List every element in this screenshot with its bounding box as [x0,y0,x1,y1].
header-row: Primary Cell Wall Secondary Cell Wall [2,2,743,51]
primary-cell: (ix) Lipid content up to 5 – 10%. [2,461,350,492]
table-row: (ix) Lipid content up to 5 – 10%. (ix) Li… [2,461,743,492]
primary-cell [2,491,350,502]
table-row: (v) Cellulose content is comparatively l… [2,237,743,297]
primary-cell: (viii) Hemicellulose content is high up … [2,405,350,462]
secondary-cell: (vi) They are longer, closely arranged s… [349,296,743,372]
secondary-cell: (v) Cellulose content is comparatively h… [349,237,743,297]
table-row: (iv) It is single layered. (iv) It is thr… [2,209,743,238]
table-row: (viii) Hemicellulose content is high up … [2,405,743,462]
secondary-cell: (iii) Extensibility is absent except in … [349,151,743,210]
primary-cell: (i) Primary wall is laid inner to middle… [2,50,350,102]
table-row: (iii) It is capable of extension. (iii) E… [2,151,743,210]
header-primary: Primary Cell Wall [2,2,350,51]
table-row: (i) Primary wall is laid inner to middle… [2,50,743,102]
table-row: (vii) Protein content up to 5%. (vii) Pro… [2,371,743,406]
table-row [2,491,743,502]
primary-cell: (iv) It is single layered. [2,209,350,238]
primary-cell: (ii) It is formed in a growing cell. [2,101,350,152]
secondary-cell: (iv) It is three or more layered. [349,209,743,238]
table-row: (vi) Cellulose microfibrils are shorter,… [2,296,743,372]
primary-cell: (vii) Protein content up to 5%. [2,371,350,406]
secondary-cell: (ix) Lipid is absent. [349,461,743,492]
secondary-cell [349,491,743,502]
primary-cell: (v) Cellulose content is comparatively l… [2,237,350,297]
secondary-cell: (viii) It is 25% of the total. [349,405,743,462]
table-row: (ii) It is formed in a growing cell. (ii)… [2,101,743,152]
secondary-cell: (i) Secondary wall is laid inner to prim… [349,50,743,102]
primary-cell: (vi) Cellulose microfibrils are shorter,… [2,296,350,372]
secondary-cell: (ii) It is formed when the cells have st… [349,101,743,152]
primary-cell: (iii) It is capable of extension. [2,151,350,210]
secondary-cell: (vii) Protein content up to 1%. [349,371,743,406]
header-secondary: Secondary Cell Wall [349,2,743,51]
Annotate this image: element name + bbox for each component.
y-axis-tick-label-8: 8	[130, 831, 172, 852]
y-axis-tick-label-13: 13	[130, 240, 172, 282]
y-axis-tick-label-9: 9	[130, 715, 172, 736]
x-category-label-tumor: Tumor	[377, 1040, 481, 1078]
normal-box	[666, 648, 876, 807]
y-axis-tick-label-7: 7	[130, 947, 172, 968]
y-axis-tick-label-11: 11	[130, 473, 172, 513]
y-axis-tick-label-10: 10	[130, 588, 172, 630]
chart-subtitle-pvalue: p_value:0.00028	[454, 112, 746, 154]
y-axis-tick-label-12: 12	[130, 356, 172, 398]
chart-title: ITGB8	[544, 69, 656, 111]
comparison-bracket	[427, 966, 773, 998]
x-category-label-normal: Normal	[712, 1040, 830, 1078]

- [Work to be completed]
Please retype exactly the line containing "Annotate this image: element" and each line after it to the end of the records, and nothing more.

- [Task result]
Annotate this image: element name + bbox for each component.
y-axis-tick-label-8: 8	[130, 831, 172, 852]
y-axis-tick-label-13: 13	[130, 240, 172, 282]
y-axis-tick-label-9: 9	[130, 715, 172, 736]
x-category-label-tumor: Tumor	[377, 1040, 481, 1078]
normal-box	[666, 648, 876, 807]
y-axis-tick-label-7: 7	[130, 947, 172, 968]
y-axis-tick-label-11: 11	[130, 473, 172, 513]
y-axis-tick-label-10: 10	[130, 588, 172, 630]
chart-subtitle-pvalue: p_value:0.00028	[454, 112, 746, 154]
y-axis-tick-label-12: 12	[130, 356, 172, 398]
chart-title: ITGB8	[544, 69, 656, 111]
comparison-bracket	[427, 966, 773, 998]
x-category-label-normal: Normal	[712, 1040, 830, 1078]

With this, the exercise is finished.